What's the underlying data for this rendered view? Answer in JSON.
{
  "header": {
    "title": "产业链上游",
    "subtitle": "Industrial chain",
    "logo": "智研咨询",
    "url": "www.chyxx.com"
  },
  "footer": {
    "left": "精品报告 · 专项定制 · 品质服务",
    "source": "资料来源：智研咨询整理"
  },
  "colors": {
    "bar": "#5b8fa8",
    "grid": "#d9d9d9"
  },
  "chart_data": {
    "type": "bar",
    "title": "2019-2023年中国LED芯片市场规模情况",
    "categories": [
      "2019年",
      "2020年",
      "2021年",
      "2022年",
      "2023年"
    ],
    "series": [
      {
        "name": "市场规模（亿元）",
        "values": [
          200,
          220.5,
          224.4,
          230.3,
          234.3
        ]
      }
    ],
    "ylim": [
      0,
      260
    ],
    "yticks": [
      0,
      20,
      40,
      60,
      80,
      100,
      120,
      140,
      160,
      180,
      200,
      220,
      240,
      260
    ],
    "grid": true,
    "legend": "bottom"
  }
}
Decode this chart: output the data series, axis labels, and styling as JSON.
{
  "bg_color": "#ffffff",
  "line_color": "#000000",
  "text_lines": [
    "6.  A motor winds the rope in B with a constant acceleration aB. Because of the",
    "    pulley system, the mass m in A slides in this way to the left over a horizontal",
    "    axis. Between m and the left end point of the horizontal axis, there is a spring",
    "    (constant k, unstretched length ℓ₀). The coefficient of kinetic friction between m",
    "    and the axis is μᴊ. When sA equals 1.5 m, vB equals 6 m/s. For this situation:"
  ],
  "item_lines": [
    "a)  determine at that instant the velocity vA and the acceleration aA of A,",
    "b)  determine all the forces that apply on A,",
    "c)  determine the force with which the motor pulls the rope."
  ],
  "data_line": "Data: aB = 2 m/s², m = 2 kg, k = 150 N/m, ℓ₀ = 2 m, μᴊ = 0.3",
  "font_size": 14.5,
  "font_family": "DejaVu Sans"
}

+++

• **INSTRUCTION**:
Emit the full listing verbatim.

• **RESULT**:
What's the underlying data for this rendered view? Answer in JSON.
{
  "header": {
    "title": "产业链上游",
    "subtitle": "Industrial chain",
    "logo": "智研咨询",
    "url": "www.chyxx.com"
  },
  "footer": {
    "left": "精品报告 · 专项定制 · 品质服务",
    "source": "资料来源：智研咨询整理"
  },
  "colors": {
    "bar": "#5b8fa8",
    "grid": "#d9d9d9"
  },
  "chart_data": {
    "type": "bar",
    "title": "2019-2023年中国LED芯片市场规模情况",
    "categories": [
      "2019年",
      "2020年",
      "2021年",
      "2022年",
      "2023年"
    ],
    "series": [
      {
        "name": "市场规模（亿元）",
        "values": [
          200,
          220.5,
          224.4,
          230.3,
          234.3
        ]
      }
    ],
    "ylim": [
      0,
      260
    ],
    "yticks": [
      0,
      20,
      40,
      60,
      80,
      100,
      120,
      140,
      160,
      180,
      200,
      220,
      240,
      260
    ],
    "grid": true,
    "legend": "bottom"
  }
}
Decode this chart: output the data series, axis labels, and styling as JSON.
{
  "bg_color": "#ffffff",
  "line_color": "#000000",
  "text_lines": [
    "6.  A motor winds the rope in B with a constant acceleration aB. Because of the",
    "    pulley system, the mass m in A slides in this way to the left over a horizontal",
    "    axis. Between m and the left end point of the horizontal axis, there is a spring",
    "    (constant k, unstretched length ℓ₀). The coefficient of kinetic friction between m",
    "    and the axis is μᴊ. When sA equals 1.5 m, vB equals 6 m/s. For this situation:"
  ],
  "item_lines": [
    "a)  determine at that instant the velocity vA and the acceleration aA of A,",
    "b)  determine all the forces that apply on A,",
    "c)  determine the force with which the motor pulls the rope."
  ],
  "data_line": "Data: aB = 2 m/s², m = 2 kg, k = 150 N/m, ℓ₀ = 2 m, μᴊ = 0.3",
  "font_size": 14.5,
  "font_family": "DejaVu Sans"
}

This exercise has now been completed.